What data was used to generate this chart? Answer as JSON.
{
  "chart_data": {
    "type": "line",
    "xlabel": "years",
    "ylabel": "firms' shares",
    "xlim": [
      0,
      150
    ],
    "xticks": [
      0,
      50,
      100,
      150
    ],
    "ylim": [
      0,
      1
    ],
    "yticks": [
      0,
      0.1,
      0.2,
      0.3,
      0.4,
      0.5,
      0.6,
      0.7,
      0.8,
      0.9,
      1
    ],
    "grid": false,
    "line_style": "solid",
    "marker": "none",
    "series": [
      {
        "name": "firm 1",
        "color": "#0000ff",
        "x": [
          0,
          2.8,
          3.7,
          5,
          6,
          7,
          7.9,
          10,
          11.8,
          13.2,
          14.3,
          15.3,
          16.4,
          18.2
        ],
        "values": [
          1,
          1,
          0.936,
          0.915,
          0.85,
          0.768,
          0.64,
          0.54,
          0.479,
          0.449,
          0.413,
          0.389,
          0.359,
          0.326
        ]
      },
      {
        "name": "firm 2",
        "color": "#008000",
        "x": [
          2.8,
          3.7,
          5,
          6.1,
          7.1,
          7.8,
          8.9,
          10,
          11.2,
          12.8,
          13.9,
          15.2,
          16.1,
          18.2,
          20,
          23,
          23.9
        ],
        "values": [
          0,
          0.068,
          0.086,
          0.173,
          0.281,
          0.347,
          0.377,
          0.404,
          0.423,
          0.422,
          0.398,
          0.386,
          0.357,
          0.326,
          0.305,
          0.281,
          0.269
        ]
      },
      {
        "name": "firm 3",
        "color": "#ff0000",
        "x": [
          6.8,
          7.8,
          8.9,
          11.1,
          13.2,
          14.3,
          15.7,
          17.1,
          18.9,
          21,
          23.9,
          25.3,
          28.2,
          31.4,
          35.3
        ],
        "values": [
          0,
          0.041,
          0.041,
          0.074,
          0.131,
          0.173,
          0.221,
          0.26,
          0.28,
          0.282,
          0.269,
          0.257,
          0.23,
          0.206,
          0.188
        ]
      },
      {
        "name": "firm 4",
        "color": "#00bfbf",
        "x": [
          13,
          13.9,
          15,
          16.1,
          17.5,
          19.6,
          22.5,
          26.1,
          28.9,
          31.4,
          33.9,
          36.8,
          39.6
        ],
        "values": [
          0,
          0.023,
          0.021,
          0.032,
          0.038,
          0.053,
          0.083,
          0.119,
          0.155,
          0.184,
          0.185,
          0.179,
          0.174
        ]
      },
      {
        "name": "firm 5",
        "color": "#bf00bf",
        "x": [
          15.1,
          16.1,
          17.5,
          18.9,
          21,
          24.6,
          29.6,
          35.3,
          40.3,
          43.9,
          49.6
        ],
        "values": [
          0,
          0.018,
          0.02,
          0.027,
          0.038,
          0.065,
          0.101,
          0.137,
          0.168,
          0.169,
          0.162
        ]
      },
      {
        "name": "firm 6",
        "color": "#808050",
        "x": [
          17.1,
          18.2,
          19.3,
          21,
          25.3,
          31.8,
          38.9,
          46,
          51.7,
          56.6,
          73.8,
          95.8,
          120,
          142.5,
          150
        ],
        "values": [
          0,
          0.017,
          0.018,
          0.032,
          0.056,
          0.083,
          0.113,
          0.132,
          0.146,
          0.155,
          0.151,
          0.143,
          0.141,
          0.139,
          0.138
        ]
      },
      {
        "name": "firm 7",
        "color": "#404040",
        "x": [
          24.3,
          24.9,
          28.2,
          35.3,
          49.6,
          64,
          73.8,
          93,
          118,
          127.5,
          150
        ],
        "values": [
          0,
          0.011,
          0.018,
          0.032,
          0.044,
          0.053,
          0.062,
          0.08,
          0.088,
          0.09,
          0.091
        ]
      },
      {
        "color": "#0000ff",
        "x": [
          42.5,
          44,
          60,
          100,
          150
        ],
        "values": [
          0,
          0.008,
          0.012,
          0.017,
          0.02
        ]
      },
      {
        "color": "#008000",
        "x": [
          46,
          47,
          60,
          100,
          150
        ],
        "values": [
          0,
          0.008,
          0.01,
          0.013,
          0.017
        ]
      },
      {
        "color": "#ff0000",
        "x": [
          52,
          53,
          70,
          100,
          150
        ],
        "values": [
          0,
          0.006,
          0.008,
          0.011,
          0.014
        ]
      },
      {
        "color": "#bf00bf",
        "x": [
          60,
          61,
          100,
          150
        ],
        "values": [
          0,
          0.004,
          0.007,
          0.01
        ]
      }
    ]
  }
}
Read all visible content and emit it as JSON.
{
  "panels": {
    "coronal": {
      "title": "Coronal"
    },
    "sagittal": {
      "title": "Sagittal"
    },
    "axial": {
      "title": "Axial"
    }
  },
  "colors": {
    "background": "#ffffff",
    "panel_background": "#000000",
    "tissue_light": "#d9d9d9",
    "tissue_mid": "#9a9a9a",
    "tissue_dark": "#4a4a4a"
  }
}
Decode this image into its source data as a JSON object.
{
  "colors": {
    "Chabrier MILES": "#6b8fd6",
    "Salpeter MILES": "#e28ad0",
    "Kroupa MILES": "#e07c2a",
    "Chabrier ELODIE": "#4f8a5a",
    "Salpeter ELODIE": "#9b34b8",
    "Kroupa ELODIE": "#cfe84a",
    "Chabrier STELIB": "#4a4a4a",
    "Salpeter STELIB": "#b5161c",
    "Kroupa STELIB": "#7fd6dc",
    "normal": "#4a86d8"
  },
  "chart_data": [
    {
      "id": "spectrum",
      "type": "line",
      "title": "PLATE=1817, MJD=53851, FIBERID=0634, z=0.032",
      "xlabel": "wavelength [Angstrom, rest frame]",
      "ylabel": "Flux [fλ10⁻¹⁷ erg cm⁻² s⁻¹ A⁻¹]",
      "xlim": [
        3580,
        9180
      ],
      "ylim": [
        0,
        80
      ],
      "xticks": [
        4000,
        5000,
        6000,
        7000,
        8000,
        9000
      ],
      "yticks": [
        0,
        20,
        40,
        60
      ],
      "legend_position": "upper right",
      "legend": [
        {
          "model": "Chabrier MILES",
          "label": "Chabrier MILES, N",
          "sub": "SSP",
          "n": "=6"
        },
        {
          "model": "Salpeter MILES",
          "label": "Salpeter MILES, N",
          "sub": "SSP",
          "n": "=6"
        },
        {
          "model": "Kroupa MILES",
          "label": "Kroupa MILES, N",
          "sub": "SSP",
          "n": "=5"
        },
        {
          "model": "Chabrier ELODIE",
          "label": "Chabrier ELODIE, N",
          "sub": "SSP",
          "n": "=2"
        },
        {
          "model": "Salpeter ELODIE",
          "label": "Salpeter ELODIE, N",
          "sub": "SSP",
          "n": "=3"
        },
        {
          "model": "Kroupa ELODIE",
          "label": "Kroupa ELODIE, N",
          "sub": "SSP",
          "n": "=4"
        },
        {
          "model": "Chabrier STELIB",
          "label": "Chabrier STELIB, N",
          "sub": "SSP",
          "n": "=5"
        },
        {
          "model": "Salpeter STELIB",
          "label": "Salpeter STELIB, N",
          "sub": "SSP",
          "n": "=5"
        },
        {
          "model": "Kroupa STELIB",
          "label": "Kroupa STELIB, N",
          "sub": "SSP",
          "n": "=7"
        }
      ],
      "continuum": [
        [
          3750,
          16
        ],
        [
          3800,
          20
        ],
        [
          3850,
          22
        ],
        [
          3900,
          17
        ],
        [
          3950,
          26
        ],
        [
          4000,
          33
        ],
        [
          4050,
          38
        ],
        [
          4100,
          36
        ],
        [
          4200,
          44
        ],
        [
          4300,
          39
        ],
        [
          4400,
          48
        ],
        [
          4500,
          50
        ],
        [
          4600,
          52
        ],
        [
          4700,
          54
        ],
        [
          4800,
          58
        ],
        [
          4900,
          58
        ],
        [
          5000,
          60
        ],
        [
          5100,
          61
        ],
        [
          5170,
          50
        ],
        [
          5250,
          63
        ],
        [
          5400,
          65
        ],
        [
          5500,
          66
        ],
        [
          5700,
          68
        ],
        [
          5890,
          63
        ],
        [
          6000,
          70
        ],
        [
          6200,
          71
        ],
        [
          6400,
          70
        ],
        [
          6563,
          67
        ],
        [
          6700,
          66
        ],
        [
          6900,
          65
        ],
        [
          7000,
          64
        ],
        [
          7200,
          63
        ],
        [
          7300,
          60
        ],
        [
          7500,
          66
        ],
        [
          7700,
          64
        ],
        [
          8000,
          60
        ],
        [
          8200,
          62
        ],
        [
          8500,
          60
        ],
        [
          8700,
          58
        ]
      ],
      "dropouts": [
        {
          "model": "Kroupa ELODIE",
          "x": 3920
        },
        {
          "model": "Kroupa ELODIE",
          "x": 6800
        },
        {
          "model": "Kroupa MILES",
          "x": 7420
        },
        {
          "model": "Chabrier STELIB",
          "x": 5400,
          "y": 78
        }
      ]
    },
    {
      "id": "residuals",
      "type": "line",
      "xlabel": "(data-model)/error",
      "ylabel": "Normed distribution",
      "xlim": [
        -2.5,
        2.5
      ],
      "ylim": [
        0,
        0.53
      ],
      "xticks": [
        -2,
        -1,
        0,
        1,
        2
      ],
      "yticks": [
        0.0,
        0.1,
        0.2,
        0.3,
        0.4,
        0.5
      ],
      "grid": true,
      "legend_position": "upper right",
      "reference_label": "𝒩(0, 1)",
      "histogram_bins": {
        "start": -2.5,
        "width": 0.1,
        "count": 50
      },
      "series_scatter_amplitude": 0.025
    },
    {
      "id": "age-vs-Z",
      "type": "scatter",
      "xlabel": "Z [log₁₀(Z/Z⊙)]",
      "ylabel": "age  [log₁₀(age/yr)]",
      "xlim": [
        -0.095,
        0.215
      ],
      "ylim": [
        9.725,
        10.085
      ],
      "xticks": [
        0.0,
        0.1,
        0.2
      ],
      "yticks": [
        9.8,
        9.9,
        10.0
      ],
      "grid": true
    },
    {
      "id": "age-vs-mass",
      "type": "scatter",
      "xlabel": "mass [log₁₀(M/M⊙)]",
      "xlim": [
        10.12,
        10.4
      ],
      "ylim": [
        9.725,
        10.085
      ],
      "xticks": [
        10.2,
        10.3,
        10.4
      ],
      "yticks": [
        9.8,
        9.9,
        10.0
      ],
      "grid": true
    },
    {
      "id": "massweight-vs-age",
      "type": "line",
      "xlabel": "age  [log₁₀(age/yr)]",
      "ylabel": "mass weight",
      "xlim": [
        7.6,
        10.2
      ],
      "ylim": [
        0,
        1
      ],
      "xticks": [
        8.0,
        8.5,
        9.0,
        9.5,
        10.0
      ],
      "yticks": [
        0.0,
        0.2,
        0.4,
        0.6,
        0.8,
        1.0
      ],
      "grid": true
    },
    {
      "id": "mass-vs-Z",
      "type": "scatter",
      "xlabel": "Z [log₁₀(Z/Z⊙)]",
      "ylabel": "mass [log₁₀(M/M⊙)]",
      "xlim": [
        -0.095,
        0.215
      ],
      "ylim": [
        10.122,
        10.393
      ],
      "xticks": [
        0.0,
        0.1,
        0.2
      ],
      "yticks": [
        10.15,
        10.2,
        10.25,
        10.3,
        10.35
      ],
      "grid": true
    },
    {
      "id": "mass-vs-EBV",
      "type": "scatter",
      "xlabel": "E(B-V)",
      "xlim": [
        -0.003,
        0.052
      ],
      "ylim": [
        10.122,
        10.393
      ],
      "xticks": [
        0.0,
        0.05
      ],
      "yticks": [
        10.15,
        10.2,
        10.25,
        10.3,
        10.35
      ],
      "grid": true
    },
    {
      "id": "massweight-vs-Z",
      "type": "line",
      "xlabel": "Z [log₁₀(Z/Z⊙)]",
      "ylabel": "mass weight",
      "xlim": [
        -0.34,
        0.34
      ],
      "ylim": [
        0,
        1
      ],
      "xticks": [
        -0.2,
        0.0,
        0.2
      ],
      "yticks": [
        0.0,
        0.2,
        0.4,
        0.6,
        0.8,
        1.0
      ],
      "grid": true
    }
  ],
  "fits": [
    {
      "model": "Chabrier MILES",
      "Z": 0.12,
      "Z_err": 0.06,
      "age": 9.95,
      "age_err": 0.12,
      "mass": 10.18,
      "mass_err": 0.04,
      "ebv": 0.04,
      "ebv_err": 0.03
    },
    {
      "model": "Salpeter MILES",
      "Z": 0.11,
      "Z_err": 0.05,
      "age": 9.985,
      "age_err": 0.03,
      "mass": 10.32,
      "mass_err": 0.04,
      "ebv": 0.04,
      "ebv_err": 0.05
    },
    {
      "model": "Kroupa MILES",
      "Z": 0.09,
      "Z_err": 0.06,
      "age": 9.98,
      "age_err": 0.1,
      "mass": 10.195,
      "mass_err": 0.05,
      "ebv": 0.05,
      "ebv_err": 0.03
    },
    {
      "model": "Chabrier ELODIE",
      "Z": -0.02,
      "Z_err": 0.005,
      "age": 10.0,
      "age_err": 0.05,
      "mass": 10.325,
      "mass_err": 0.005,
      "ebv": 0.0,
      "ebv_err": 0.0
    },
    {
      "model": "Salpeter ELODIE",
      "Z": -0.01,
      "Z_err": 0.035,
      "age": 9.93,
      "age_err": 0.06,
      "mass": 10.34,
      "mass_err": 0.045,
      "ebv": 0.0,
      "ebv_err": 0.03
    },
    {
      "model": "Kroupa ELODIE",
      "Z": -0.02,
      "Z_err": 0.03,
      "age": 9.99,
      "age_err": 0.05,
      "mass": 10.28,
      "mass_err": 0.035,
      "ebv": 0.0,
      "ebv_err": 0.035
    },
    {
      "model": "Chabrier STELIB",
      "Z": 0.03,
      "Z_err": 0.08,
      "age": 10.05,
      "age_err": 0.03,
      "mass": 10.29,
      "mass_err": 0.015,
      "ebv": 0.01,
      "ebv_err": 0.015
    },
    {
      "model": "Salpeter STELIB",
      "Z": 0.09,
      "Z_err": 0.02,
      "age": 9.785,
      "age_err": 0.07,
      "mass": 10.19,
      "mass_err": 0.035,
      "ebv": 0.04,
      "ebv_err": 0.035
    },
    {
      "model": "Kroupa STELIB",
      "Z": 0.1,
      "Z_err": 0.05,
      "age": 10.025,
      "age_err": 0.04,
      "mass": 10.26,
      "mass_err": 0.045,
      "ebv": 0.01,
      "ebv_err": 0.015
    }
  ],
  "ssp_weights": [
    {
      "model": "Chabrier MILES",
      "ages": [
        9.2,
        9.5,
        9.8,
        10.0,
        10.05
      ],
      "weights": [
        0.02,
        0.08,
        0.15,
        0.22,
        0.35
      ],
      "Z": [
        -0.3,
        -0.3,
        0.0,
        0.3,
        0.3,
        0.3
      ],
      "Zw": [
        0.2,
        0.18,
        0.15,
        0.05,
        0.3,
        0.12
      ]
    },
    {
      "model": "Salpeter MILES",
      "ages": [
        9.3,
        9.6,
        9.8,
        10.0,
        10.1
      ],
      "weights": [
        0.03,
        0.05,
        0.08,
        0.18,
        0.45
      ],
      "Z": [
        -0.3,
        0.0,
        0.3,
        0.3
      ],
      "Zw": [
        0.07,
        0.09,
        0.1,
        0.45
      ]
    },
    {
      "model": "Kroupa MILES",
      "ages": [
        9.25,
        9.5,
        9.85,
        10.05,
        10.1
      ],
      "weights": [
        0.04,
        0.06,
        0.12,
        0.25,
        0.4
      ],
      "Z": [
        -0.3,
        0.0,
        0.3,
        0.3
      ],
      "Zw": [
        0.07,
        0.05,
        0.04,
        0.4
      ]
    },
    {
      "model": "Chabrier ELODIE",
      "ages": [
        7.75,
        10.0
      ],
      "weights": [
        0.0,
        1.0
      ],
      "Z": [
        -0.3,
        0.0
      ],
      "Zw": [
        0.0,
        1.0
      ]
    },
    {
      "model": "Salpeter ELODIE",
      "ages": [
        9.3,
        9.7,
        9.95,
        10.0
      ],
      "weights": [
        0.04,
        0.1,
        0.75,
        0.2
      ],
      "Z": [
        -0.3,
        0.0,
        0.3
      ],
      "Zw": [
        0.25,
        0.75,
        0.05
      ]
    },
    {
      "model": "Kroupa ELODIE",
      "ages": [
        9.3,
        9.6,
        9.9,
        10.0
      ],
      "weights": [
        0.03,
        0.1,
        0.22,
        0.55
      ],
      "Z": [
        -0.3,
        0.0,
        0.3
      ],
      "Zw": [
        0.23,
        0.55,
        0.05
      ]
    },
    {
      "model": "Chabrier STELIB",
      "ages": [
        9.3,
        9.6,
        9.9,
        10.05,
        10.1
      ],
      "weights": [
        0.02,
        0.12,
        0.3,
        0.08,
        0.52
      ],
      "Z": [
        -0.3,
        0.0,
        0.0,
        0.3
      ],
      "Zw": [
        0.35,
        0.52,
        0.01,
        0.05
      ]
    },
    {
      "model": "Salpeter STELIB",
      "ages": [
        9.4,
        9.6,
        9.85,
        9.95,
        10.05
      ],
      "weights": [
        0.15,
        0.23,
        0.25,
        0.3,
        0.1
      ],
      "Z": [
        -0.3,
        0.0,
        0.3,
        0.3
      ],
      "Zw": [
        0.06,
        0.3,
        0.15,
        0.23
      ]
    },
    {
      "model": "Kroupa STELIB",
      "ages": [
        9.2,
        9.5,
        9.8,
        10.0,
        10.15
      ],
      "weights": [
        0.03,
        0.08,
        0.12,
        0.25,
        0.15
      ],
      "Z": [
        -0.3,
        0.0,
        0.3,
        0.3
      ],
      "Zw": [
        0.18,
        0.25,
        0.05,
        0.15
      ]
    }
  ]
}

== == ==

AIM:
Report all lines of the data that include the word "JSON".

THE COMPLETED TASK:
What data was used to generate this chart? Answer as JSON.
Read all visible content and emit it as JSON.
Decode this image into its source data as a JSON object.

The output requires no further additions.